(EXERCISE DIRECTIONS)
Copy all the material that follows, keeping every character the same.

*-*-*

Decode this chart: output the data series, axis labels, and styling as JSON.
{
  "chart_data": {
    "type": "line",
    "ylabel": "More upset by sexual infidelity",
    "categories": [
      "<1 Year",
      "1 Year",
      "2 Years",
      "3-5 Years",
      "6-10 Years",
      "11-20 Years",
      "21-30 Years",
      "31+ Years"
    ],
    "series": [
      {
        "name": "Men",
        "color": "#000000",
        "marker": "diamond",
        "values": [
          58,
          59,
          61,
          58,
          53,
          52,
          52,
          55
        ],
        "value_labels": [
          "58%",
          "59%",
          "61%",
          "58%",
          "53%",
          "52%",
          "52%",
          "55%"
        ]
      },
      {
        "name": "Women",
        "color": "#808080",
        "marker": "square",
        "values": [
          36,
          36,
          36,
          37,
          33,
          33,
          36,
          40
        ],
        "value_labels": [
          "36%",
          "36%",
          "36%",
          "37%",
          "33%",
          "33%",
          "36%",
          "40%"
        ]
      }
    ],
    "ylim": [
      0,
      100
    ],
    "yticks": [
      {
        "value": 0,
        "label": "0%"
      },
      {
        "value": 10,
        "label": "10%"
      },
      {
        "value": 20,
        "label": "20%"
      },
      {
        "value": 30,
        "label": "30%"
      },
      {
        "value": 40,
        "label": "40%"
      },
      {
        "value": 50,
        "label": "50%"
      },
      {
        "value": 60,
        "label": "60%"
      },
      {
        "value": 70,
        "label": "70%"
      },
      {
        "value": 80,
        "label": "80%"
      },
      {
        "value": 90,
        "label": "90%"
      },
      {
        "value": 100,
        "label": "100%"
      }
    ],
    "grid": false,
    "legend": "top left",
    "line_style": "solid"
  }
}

*-*-*

(OUTPUT OF THE EXERCISE)
Decode this chart: output the data series, axis labels, and styling as JSON.
{
  "chart_data": {
    "type": "line",
    "ylabel": "More upset by sexual infidelity",
    "categories": [
      "<1 Year",
      "1 Year",
      "2 Years",
      "3-5 Years",
      "6-10 Years",
      "11-20 Years",
      "21-30 Years",
      "31+ Years"
    ],
    "series": [
      {
        "name": "Men",
        "color": "#000000",
        "marker": "diamond",
        "values": [
          58,
          59,
          61,
          58,
          53,
          52,
          52,
          55
        ],
        "value_labels": [
          "58%",
          "59%",
          "61%",
          "58%",
          "53%",
          "52%",
          "52%",
          "55%"
        ]
      },
      {
        "name": "Women",
        "color": "#808080",
        "marker": "square",
        "values": [
          36,
          36,
          36,
          37,
          33,
          33,
          36,
          40
        ],
        "value_labels": [
          "36%",
          "36%",
          "36%",
          "37%",
          "33%",
          "33%",
          "36%",
          "40%"
        ]
      }
    ],
    "ylim": [
      0,
      100
    ],
    "yticks": [
      {
        "value": 0,
        "label": "0%"
      },
      {
        "value": 10,
        "label": "10%"
      },
      {
        "value": 20,
        "label": "20%"
      },
      {
        "value": 30,
        "label": "30%"
      },
      {
        "value": 40,
        "label": "40%"
      },
      {
        "value": 50,
        "label": "50%"
      },
      {
        "value": 60,
        "label": "60%"
      },
      {
        "value": 70,
        "label": "70%"
      },
      {
        "value": 80,
        "label": "80%"
      },
      {
        "value": 90,
        "label": "90%"
      },
      {
        "value": 100,
        "label": "100%"
      }
    ],
    "grid": false,
    "legend": "top left",
    "line_style": "solid"
  }
}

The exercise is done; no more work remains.